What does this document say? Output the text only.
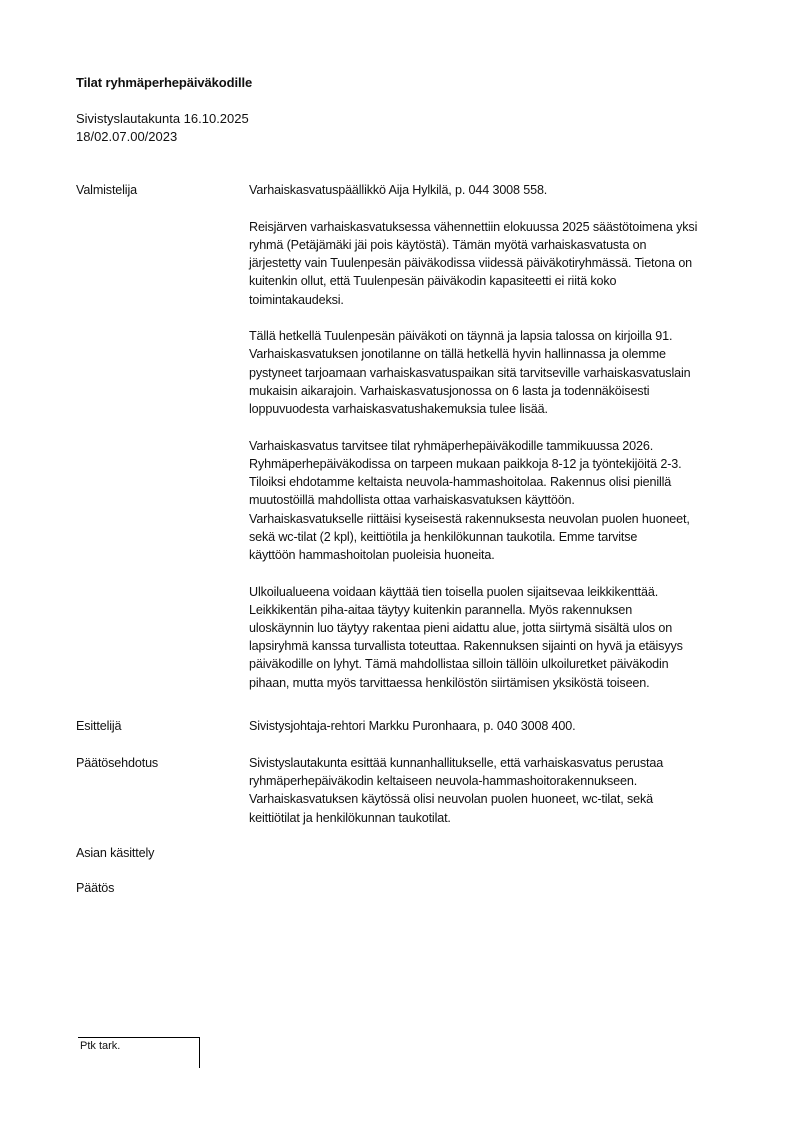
Tilat ryhmäperhepäiväkodille
Sivistyslautakunta 16.10.2025
18/02.07.00/2023
Valmistelija	Varhaiskasvatuspäällikkö Aija Hylkilä, p. 044 3008 558.

Reisjärven varhaiskasvatuksessa vähennettiin elokuussa 2025 säästötoimena yksi
ryhmä (Petäjämäki jäi pois käytöstä). Tämän myötä varhaiskasvatusta on
järjestetty vain Tuulenpesän päiväkodissa viidessä päiväkotiryhmässä. Tietona on
kuitenkin ollut, että Tuulenpesän päiväkodin kapasiteetti ei riitä koko
toimintakaudeksi.

Tällä hetkellä Tuulenpesän päiväkoti on täynnä ja lapsia talossa on kirjoilla 91.
Varhaiskasvatuksen jonotilanne on tällä hetkellä hyvin hallinnassa ja olemme
pystyneet tarjoamaan varhaiskasvatuspaikan sitä tarvitseville varhaiskasvatuslain
mukaisin aikarajoin. Varhaiskasvatusjonossa on 6 lasta ja todennäköisesti
loppuvuodesta varhaiskasvatushakemuksia tulee lisää.

Varhaiskasvatus tarvitsee tilat ryhmäperhepäiväkodille tammikuussa 2026.
Ryhmäperhepäiväkodissa on tarpeen mukaan paikkoja 8-12 ja työntekijöitä 2-3.
Tiloiksi ehdotamme keltaista neuvola-hammashoitolaa. Rakennus olisi pienillä
muutostöillä mahdollista ottaa varhaiskasvatuksen käyttöön.
Varhaiskasvatukselle riittäisi kyseisestä rakennuksesta neuvolan puolen huoneet,
sekä wc-tilat (2 kpl), keittiötila ja henkilökunnan taukotila. Emme tarvitse
käyttöön hammashoitolan puoleisia huoneita.

Ulkoilualueena voidaan käyttää tien toisella puolen sijaitsevaa leikkikenttää.
Leikkikentän piha-aitaa täytyy kuitenkin parannella. Myös rakennuksen
uloskäynnin luo täytyy rakentaa pieni aidattu alue, jotta siirtymä sisältä ulos on
lapsiryhmä kanssa turvallista toteuttaa. Rakennuksen sijainti on hyvä ja etäisyys
päiväkodille on lyhyt. Tämä mahdollistaa silloin tällöin ulkoiluretket päiväkodin
pihaan, mutta myös tarvittaessa henkilöstön siirtämisen yksiköstä toiseen.

Esittelijä	Sivistysjohtaja-rehtori Markku Puronhaara, p. 040 3008 400.

Päätösehdotus	Sivistyslautakunta esittää kunnanhallitukselle, että varhaiskasvatus perustaa
ryhmäperhepäiväkodin keltaiseen neuvola-hammashoitorakennukseen.
Varhaiskasvatuksen käytössä olisi neuvolan puolen huoneet, wc-tilat, sekä
keittiötilat ja henkilökunnan taukotilat.

Asian käsittely
Päätös
Ptk tark.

▸ Task brief
Output a single number: how many lines contain the word "että".

▸ Solution to this exercise
2